▸ What is needed
Transcribe every one of the rows below without any change, keeping each line and its order intact.
:::
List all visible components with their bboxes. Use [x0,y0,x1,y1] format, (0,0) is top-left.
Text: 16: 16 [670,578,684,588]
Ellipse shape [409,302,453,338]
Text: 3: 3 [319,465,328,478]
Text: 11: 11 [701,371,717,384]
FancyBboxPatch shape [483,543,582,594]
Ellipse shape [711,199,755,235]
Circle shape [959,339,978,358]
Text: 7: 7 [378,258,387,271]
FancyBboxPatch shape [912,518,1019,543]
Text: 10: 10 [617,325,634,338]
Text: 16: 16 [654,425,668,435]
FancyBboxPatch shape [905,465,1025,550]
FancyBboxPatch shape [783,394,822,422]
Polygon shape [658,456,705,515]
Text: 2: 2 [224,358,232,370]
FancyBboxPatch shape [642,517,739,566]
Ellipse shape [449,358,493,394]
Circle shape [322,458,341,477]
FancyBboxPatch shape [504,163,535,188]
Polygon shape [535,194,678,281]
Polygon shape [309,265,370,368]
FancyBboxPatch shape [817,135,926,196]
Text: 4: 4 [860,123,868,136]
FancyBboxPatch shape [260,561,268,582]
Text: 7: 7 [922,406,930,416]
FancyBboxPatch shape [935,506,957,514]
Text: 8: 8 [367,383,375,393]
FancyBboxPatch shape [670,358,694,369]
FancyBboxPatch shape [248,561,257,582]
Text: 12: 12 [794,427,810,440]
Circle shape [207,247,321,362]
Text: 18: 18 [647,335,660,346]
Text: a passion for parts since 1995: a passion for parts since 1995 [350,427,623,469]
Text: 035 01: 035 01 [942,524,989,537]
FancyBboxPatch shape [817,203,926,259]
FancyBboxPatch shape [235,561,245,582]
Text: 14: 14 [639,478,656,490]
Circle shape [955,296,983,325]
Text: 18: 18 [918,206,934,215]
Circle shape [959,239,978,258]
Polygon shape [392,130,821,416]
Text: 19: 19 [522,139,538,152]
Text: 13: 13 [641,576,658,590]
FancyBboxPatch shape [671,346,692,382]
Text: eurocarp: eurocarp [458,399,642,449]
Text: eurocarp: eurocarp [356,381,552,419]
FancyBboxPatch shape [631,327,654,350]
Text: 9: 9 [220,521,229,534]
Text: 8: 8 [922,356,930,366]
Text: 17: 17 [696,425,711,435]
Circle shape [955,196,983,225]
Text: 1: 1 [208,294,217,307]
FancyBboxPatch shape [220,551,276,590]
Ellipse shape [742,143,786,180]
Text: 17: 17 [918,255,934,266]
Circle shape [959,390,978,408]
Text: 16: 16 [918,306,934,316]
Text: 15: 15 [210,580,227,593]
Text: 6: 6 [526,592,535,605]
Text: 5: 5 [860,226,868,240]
:::
▸ Completed task
List all visible components with their bboxes. Use [x0,y0,x1,y1] format, (0,0) is top-left.
Text: 16: 16 [670,578,684,588]
Ellipse shape [409,302,453,338]
Text: 3: 3 [319,465,328,478]
Text: 11: 11 [701,371,717,384]
FancyBboxPatch shape [483,543,582,594]
Ellipse shape [711,199,755,235]
Circle shape [959,339,978,358]
Text: 7: 7 [378,258,387,271]
FancyBboxPatch shape [912,518,1019,543]
Text: 10: 10 [617,325,634,338]
Text: 16: 16 [654,425,668,435]
FancyBboxPatch shape [905,465,1025,550]
FancyBboxPatch shape [783,394,822,422]
Polygon shape [658,456,705,515]
Text: 2: 2 [224,358,232,370]
FancyBboxPatch shape [642,517,739,566]
Ellipse shape [449,358,493,394]
Circle shape [322,458,341,477]
FancyBboxPatch shape [504,163,535,188]
Polygon shape [535,194,678,281]
Polygon shape [309,265,370,368]
FancyBboxPatch shape [817,135,926,196]
Text: 4: 4 [860,123,868,136]
FancyBboxPatch shape [260,561,268,582]
Text: 7: 7 [922,406,930,416]
FancyBboxPatch shape [935,506,957,514]
Text: 8: 8 [367,383,375,393]
FancyBboxPatch shape [670,358,694,369]
FancyBboxPatch shape [248,561,257,582]
Text: 12: 12 [794,427,810,440]
Circle shape [207,247,321,362]
Text: 18: 18 [647,335,660,346]
Text: a passion for parts since 1995: a passion for parts since 1995 [350,427,623,469]
Text: 035 01: 035 01 [942,524,989,537]
FancyBboxPatch shape [817,203,926,259]
FancyBboxPatch shape [235,561,245,582]
Text: 14: 14 [639,478,656,490]
Circle shape [955,296,983,325]
Text: 18: 18 [918,206,934,215]
Circle shape [959,239,978,258]
Polygon shape [392,130,821,416]
Text: 19: 19 [522,139,538,152]
Text: 13: 13 [641,576,658,590]
FancyBboxPatch shape [671,346,692,382]
Text: eurocarp: eurocarp [458,399,642,449]
Text: eurocarp: eurocarp [356,381,552,419]
FancyBboxPatch shape [631,327,654,350]
Text: 9: 9 [220,521,229,534]
Text: 8: 8 [922,356,930,366]
Text: 17: 17 [696,425,711,435]
Circle shape [955,196,983,225]
Text: 1: 1 [208,294,217,307]
FancyBboxPatch shape [220,551,276,590]
Ellipse shape [742,143,786,180]
Text: 17: 17 [918,255,934,266]
Circle shape [959,390,978,408]
Text: 16: 16 [918,306,934,316]
Text: 15: 15 [210,580,227,593]
Text: 6: 6 [526,592,535,605]
Text: 5: 5 [860,226,868,240]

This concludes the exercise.